(Extracted data entries)
^^^^^^^^

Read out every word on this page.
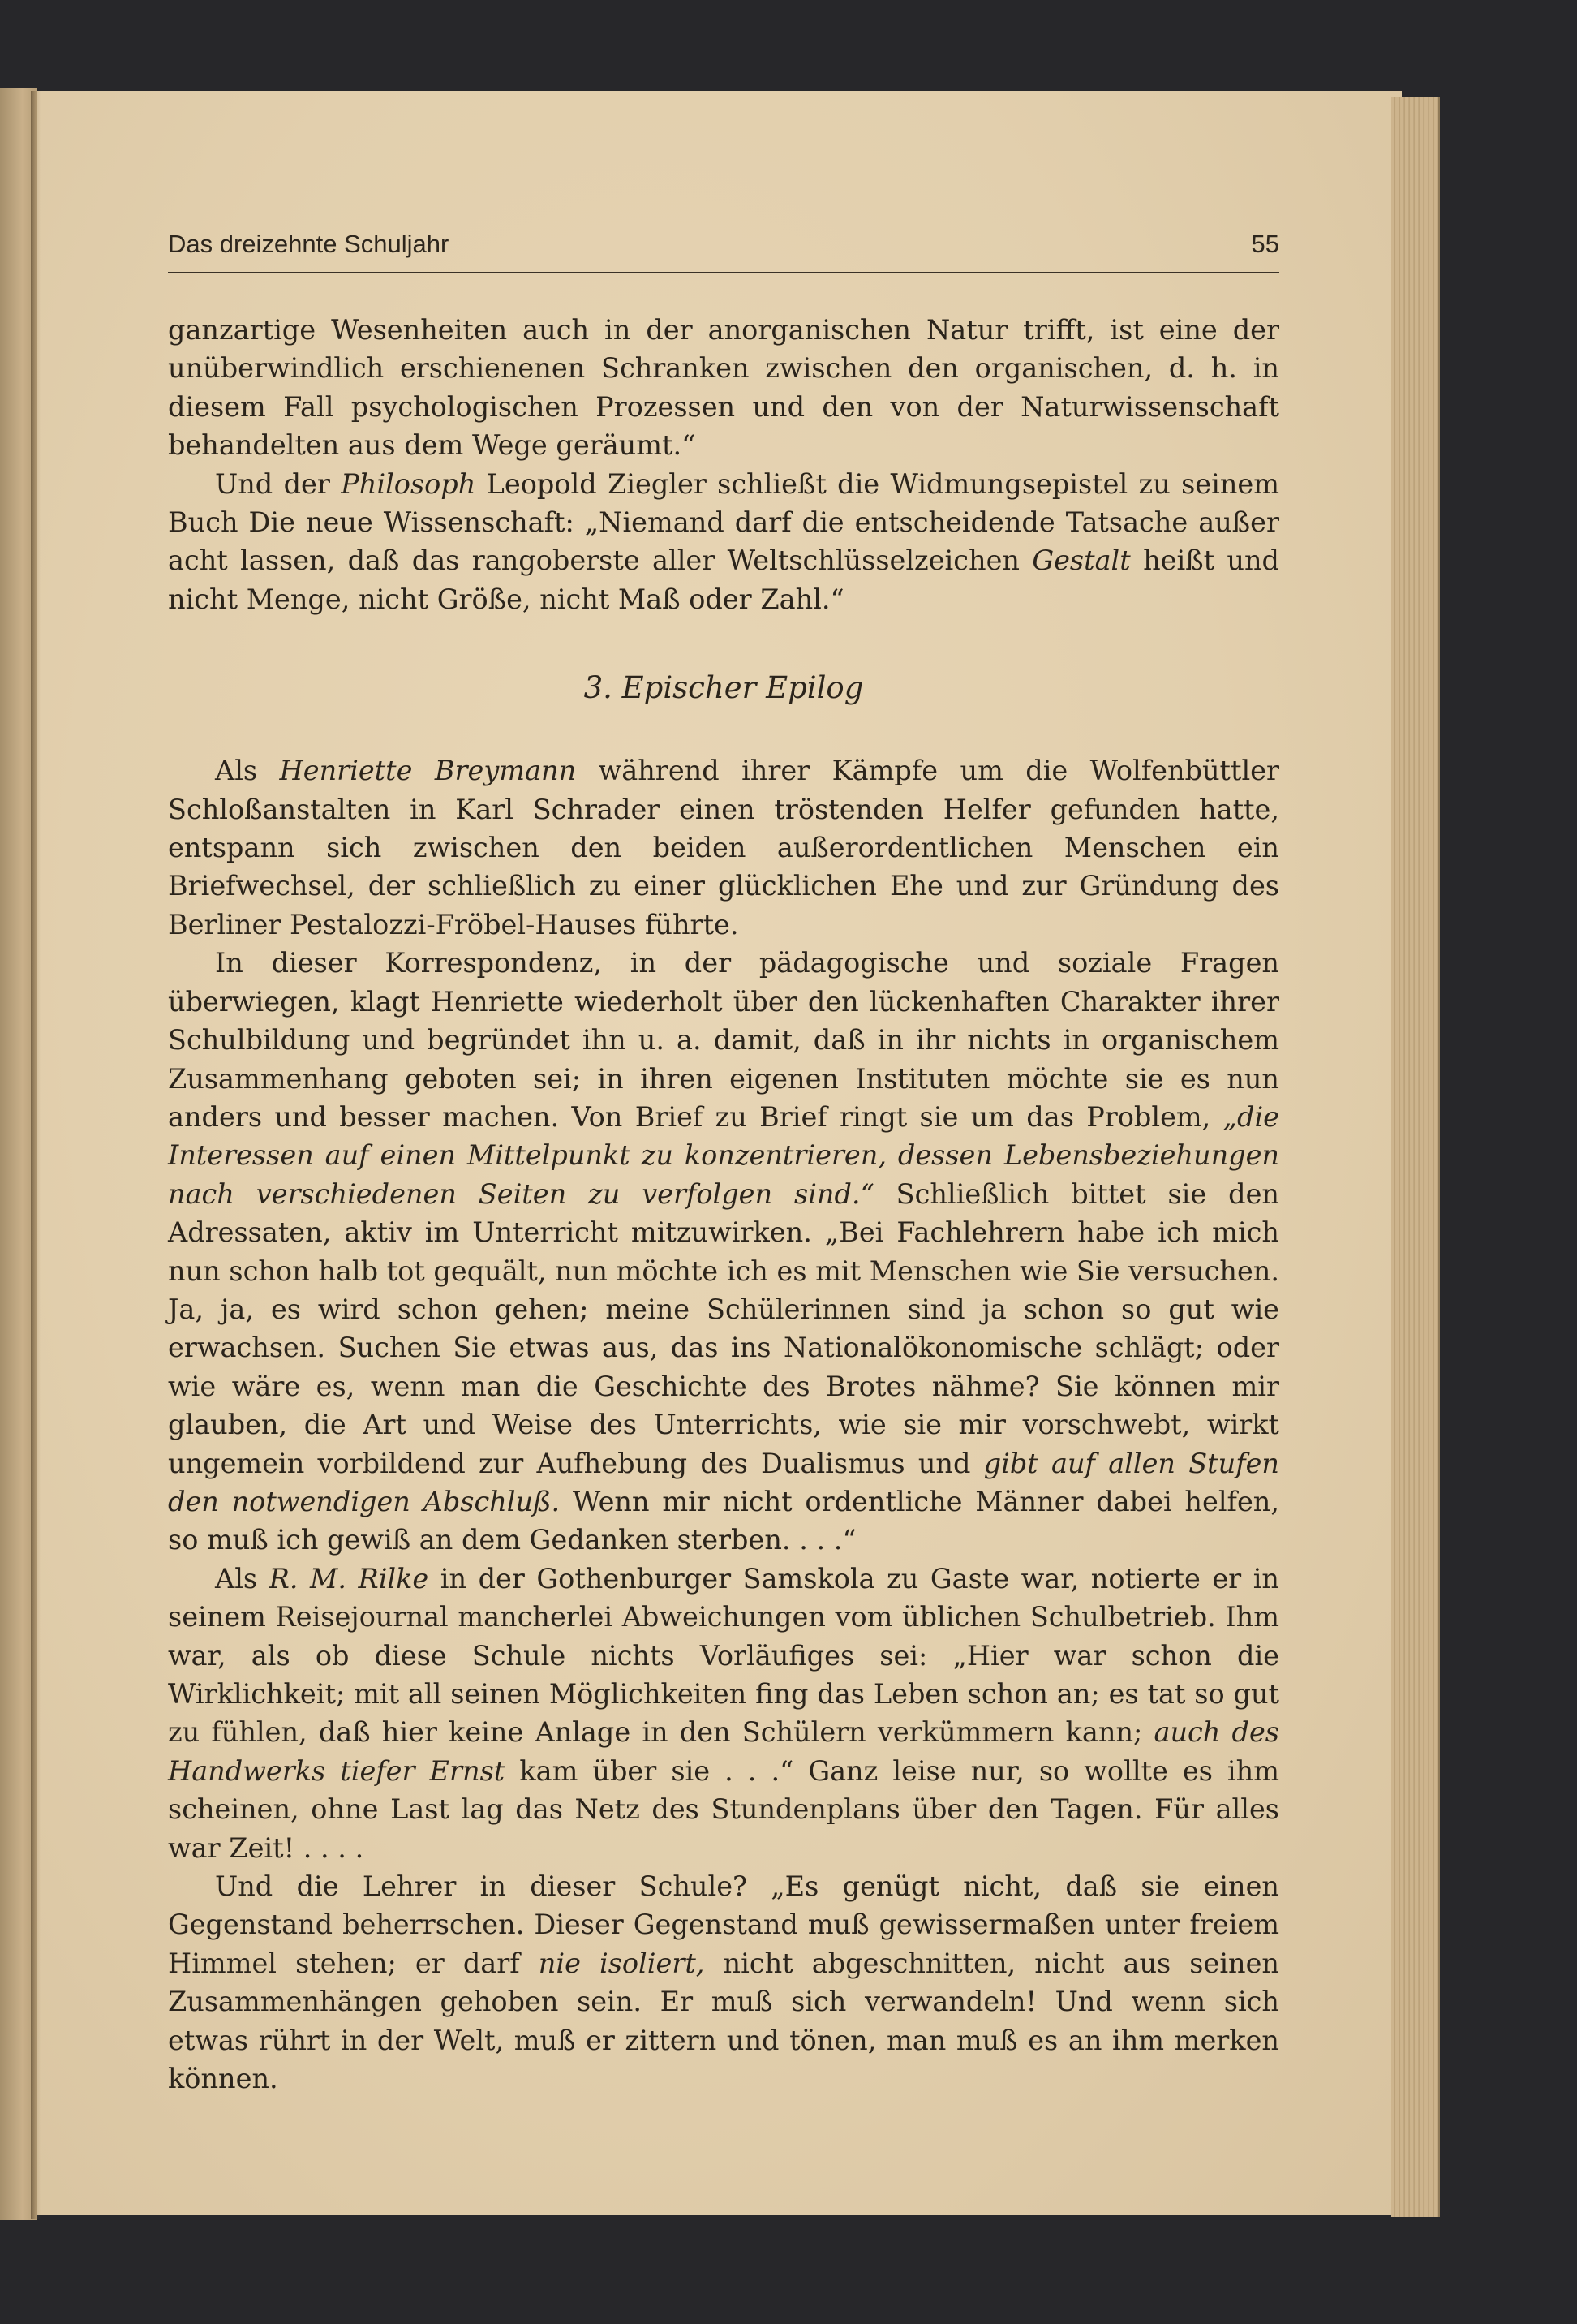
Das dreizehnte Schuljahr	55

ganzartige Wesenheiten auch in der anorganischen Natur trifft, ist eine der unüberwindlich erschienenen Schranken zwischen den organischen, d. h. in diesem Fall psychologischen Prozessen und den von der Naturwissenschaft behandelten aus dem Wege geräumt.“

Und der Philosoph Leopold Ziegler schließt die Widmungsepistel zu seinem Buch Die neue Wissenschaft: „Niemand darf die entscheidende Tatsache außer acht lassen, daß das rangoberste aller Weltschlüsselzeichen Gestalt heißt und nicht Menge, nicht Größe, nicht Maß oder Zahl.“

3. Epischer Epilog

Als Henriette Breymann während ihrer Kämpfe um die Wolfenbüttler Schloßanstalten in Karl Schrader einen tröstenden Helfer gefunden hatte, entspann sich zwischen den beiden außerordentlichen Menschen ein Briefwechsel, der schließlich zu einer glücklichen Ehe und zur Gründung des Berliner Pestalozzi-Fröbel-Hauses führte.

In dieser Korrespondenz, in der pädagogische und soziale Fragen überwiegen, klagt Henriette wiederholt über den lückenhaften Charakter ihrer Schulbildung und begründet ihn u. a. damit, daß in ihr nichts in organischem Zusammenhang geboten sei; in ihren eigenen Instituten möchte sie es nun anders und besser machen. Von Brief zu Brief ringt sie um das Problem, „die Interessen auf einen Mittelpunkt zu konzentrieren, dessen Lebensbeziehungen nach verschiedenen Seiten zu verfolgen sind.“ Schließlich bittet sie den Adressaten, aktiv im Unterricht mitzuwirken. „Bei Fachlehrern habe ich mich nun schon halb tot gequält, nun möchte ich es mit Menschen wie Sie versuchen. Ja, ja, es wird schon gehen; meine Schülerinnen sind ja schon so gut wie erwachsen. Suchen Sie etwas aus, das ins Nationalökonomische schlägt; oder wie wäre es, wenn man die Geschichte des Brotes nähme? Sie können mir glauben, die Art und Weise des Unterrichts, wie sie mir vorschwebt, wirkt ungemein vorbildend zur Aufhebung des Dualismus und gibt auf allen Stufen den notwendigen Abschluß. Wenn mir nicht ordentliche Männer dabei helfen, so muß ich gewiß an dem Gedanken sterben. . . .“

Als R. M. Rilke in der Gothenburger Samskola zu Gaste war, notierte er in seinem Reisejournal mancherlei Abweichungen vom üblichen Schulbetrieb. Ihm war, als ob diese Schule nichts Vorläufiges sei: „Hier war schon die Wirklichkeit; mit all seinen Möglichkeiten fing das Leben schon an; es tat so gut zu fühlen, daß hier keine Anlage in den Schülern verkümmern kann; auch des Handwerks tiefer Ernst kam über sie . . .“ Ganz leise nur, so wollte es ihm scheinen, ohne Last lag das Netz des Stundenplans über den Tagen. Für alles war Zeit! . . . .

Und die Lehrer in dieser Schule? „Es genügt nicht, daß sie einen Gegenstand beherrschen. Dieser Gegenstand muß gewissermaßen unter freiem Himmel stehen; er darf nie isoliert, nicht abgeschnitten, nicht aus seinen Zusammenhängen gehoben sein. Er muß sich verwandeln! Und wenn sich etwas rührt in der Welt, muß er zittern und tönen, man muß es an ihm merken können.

^^^^^^^^

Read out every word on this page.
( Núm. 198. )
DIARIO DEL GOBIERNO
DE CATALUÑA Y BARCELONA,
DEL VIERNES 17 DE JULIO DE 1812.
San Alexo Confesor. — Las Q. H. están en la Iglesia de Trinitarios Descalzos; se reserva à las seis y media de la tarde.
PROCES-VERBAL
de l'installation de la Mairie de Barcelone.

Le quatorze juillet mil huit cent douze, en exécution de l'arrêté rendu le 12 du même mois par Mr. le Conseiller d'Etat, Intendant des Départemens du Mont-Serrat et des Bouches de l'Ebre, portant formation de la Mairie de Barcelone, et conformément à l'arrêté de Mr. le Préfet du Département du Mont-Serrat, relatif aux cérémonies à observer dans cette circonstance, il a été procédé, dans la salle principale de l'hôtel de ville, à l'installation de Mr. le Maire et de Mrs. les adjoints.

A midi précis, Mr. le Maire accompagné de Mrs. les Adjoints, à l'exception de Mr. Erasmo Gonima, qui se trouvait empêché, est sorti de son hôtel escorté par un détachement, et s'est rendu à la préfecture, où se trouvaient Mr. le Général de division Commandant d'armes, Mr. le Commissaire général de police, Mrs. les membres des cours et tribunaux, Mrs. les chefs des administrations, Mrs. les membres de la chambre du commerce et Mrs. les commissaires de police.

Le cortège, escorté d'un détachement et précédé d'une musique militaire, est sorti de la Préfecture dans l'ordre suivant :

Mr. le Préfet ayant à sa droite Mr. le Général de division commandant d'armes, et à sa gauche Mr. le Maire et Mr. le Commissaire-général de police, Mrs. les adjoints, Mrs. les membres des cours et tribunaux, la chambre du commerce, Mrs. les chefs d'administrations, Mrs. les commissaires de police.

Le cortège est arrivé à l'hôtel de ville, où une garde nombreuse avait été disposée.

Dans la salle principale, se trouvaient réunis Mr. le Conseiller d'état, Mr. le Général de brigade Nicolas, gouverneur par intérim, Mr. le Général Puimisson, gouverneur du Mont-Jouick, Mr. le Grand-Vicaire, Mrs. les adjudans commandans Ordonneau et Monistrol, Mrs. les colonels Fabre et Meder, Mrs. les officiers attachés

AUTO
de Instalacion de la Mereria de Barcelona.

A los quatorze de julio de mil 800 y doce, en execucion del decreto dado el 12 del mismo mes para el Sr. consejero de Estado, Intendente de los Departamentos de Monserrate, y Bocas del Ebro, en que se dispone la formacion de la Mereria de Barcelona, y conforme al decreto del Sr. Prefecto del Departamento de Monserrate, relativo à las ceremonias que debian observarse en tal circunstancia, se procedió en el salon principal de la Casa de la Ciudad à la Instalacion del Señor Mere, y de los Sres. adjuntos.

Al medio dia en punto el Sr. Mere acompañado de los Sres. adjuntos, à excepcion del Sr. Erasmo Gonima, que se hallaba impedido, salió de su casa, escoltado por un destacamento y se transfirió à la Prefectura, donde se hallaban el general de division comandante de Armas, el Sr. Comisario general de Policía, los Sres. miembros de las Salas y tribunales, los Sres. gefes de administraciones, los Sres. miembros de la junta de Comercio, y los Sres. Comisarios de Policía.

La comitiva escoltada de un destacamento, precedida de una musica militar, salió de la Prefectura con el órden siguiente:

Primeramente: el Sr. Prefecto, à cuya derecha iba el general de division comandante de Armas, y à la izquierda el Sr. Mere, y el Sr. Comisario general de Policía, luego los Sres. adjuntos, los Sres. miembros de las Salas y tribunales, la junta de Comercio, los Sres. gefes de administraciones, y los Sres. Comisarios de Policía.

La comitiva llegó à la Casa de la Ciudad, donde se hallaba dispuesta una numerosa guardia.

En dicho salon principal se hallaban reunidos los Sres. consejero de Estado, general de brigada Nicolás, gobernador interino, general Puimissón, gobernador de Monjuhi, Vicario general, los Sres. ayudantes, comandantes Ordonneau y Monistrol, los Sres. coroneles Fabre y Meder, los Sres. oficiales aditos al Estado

^^^^^^^^

» Task directions: Search the entries for the word "cortège", then gather every line that has it.

» Output below:
Le cortège, escorté d'un détachement et précédé d'une musique militaire, est sorti de la Préfecture dans l'ordre suivant :
Le cortège est arrivé à l'hôtel de ville, où une garde nombreuse avait été disposée.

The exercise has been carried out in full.